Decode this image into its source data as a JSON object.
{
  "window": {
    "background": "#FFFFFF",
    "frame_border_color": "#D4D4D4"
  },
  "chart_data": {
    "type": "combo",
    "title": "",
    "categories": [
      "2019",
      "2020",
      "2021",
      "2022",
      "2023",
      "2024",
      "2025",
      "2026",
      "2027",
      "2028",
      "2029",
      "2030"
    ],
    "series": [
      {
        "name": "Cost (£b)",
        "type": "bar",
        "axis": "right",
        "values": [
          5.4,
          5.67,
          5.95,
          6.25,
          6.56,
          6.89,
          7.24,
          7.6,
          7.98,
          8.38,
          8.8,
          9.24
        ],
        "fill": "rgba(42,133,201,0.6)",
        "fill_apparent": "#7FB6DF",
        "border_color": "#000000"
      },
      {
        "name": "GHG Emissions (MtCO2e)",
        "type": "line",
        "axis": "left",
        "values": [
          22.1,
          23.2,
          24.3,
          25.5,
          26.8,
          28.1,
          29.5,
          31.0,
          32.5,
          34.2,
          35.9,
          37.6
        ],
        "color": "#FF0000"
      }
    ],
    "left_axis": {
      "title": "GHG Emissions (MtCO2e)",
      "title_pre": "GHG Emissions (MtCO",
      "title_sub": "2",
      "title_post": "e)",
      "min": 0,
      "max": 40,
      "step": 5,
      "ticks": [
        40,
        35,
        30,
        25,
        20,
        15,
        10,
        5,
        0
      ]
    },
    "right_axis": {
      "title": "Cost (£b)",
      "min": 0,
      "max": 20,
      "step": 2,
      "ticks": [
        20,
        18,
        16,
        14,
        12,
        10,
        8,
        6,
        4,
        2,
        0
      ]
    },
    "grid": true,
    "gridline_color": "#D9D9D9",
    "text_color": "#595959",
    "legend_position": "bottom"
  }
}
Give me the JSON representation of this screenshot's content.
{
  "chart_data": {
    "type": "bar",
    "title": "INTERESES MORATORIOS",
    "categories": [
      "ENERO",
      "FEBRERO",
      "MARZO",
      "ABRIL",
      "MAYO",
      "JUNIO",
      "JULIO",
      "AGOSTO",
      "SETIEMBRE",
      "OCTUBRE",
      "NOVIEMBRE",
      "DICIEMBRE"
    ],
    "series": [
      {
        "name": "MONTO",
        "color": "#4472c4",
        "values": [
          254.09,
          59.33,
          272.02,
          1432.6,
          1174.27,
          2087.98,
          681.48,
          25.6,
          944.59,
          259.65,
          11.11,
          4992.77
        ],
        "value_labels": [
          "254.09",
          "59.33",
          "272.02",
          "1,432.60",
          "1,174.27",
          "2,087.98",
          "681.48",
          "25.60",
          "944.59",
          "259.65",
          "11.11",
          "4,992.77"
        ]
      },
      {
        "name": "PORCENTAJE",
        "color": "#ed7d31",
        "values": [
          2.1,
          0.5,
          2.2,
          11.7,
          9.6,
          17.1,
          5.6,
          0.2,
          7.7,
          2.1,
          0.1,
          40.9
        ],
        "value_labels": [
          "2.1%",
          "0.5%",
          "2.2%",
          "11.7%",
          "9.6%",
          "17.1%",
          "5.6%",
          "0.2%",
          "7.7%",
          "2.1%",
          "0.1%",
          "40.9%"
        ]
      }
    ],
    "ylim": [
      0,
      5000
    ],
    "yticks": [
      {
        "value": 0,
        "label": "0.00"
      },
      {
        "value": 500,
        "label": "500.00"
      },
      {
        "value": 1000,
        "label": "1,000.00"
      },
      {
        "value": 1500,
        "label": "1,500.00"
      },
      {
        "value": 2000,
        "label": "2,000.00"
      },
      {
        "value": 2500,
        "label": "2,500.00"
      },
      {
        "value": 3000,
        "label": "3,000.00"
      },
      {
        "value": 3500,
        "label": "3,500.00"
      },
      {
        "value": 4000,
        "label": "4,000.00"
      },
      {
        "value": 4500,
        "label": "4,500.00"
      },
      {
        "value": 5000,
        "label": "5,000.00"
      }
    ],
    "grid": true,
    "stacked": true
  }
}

_Aim_: Find the lines of the material that hold the word "Emissions" and report their count alone.

_Solution to the problem_: 3